--- Instruction ---
Each line in the entries below that holds the string "Active" is to be listed.

Stored data:
START
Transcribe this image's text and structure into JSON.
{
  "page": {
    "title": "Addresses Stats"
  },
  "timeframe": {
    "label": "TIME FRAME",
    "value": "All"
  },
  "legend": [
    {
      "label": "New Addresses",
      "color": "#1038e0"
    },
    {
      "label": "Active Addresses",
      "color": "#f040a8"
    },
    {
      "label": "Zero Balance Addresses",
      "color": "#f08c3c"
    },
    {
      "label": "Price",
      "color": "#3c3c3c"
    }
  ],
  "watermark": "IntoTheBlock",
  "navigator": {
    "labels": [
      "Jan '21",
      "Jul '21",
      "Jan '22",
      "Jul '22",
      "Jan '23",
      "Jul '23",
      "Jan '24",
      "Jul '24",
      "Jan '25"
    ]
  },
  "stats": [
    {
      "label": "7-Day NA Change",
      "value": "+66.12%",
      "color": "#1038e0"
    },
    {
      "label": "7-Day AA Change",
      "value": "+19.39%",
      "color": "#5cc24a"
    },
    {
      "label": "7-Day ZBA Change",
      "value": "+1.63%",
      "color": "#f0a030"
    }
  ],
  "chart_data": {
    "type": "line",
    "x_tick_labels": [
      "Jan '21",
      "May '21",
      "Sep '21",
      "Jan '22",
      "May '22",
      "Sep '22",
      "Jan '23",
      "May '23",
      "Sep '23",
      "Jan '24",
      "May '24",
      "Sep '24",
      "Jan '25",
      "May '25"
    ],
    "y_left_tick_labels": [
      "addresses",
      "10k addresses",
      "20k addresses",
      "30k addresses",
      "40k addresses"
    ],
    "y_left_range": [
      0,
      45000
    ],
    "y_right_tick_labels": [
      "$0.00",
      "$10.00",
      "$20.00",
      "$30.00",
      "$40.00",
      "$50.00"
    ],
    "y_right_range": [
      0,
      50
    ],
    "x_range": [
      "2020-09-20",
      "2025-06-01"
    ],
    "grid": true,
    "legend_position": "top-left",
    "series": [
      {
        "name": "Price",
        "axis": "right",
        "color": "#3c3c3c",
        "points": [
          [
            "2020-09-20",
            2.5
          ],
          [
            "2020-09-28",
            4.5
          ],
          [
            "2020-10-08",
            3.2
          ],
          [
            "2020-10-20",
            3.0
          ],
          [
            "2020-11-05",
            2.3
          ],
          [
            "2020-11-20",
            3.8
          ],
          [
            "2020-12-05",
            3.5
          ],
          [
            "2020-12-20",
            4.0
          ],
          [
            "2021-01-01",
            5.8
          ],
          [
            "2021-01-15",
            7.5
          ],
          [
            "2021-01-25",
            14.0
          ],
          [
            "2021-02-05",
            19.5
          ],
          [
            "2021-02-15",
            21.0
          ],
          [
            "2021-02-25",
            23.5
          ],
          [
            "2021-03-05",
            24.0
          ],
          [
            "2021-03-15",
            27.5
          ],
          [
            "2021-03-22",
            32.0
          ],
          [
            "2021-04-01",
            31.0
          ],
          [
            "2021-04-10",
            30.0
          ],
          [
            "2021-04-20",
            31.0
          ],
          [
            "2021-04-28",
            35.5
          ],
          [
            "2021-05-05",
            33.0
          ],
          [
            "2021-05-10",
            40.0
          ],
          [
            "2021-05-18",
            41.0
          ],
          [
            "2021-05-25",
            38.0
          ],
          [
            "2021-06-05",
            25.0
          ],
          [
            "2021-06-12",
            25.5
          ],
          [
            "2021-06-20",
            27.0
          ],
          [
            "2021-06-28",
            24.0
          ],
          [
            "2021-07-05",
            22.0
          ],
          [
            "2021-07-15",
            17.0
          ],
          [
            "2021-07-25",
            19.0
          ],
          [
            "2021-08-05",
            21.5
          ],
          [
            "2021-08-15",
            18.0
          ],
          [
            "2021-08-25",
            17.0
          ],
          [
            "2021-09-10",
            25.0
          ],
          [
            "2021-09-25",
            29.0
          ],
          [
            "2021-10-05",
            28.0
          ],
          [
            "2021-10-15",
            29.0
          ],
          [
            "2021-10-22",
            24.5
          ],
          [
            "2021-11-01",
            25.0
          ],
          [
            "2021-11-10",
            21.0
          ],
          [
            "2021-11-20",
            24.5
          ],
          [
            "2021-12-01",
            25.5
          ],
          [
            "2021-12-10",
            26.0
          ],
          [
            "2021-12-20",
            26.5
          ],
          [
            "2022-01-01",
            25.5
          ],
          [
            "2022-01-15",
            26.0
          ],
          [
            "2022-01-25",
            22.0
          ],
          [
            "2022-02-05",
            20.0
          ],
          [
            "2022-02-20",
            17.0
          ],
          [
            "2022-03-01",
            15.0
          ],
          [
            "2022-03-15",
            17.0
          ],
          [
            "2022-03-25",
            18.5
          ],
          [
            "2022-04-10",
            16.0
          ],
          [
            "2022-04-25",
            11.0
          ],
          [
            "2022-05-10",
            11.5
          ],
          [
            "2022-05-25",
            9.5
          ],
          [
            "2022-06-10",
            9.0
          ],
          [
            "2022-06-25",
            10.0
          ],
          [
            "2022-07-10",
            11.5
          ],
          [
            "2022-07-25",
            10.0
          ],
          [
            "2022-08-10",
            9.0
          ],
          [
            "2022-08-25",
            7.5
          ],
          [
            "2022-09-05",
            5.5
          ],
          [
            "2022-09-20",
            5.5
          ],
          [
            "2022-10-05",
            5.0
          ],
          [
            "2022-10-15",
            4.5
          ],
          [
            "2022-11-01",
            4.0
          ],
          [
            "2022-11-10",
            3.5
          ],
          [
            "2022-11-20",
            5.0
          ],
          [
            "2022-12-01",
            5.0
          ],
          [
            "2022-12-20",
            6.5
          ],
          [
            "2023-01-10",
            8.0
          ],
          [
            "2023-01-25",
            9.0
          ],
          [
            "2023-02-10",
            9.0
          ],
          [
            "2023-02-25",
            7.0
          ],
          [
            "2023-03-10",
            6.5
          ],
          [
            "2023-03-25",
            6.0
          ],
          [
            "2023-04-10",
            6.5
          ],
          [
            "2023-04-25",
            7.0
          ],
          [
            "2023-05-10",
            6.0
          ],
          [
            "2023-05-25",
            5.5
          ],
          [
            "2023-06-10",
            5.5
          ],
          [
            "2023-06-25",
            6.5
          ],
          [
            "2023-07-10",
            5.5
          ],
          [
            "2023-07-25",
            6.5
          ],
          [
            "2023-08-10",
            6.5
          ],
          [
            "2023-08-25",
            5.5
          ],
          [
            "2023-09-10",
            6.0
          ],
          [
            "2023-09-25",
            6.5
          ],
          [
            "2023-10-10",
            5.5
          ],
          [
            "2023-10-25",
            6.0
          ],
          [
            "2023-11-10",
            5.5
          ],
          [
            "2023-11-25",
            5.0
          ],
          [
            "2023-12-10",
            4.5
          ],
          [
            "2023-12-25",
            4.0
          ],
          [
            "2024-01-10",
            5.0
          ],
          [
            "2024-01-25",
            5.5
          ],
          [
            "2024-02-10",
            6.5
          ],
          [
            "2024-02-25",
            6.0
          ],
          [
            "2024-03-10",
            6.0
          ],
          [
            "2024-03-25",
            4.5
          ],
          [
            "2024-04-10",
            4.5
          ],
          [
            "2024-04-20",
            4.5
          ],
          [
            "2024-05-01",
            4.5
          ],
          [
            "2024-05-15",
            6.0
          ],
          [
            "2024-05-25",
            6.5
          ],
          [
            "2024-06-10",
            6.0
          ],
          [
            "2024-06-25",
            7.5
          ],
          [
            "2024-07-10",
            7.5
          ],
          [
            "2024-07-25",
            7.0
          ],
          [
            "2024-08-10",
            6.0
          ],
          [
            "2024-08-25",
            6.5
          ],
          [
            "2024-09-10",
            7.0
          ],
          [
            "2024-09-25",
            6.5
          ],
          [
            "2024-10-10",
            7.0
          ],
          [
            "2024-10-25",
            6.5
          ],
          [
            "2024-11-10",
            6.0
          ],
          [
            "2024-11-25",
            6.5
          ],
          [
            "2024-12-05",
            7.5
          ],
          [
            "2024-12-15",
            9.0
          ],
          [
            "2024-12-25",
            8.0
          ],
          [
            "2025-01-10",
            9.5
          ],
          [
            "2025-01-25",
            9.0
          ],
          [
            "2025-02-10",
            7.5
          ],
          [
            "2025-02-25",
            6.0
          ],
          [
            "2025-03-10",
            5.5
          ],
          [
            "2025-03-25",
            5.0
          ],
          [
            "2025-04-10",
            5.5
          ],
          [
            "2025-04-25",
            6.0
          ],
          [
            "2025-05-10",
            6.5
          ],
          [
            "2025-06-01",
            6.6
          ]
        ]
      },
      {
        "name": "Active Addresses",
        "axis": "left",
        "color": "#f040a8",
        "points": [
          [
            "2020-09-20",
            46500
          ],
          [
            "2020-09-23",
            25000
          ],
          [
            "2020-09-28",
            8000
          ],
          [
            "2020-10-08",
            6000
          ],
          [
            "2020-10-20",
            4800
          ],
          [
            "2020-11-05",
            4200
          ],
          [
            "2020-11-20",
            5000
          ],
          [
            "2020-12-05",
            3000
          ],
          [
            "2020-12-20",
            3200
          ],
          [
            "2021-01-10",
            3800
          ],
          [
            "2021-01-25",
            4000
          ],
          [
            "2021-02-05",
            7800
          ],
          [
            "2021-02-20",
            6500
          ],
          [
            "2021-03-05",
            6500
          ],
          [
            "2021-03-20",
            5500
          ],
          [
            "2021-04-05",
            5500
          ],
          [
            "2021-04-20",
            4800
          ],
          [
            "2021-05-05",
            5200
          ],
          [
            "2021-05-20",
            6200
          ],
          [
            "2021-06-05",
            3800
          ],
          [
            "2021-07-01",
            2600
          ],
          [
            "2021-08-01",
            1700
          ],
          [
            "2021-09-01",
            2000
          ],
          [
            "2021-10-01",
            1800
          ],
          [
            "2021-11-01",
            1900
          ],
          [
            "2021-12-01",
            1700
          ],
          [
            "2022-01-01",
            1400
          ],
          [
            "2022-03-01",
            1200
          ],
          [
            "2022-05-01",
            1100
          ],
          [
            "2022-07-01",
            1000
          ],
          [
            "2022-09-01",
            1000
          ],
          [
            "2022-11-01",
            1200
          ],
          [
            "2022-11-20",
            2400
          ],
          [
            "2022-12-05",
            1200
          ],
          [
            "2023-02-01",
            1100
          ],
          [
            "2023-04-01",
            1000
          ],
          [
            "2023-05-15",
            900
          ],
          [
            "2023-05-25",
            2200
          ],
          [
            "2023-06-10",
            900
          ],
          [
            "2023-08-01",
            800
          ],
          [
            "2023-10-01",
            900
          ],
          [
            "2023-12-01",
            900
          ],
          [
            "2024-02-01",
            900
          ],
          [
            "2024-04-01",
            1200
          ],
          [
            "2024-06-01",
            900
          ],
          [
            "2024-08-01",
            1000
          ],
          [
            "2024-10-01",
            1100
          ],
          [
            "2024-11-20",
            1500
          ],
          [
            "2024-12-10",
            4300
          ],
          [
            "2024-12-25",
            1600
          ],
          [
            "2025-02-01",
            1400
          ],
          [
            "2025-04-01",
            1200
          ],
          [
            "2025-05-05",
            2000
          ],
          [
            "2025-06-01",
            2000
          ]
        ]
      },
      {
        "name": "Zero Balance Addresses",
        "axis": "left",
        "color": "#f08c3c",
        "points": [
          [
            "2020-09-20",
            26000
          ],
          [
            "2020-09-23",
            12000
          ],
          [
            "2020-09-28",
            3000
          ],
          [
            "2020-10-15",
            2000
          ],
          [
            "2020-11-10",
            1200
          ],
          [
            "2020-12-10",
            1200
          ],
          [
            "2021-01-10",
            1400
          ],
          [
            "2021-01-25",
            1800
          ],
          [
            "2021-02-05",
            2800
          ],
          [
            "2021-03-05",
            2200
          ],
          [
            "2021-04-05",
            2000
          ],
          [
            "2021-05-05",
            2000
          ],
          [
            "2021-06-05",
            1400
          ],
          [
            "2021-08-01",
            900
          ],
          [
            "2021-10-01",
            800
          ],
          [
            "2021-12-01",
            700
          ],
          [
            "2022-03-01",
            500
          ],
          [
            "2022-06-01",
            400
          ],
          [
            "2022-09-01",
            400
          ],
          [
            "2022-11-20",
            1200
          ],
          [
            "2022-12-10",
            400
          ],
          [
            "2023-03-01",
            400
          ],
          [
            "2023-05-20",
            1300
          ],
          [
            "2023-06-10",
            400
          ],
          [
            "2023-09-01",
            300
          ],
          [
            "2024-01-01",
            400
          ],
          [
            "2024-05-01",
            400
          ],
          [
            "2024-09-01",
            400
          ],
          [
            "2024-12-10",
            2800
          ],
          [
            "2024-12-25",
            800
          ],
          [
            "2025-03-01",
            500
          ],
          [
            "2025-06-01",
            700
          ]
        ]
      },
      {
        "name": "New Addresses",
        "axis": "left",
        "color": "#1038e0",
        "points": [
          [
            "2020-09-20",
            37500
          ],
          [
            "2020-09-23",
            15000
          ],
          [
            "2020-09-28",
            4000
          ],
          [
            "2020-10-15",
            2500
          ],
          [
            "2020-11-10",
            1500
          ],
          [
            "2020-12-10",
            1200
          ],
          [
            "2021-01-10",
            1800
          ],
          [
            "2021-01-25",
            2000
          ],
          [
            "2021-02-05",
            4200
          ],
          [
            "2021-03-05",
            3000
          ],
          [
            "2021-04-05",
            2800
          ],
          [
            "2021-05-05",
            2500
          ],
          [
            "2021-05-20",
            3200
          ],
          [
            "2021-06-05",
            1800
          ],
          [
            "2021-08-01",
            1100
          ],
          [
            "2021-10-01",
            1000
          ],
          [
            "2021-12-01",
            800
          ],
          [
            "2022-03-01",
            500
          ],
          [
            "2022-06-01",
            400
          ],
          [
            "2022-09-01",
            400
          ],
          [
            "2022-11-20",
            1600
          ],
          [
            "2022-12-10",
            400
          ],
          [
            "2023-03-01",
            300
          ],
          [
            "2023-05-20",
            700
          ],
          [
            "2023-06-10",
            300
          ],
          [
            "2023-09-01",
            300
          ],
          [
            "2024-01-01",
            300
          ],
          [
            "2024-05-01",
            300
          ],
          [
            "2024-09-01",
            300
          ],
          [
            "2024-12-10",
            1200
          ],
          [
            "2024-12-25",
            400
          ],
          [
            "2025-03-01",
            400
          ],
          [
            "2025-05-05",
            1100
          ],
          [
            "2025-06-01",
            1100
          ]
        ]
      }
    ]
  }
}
END
--- Full answer ---
      "label": "Active Addresses",
        "name": "Active Addresses",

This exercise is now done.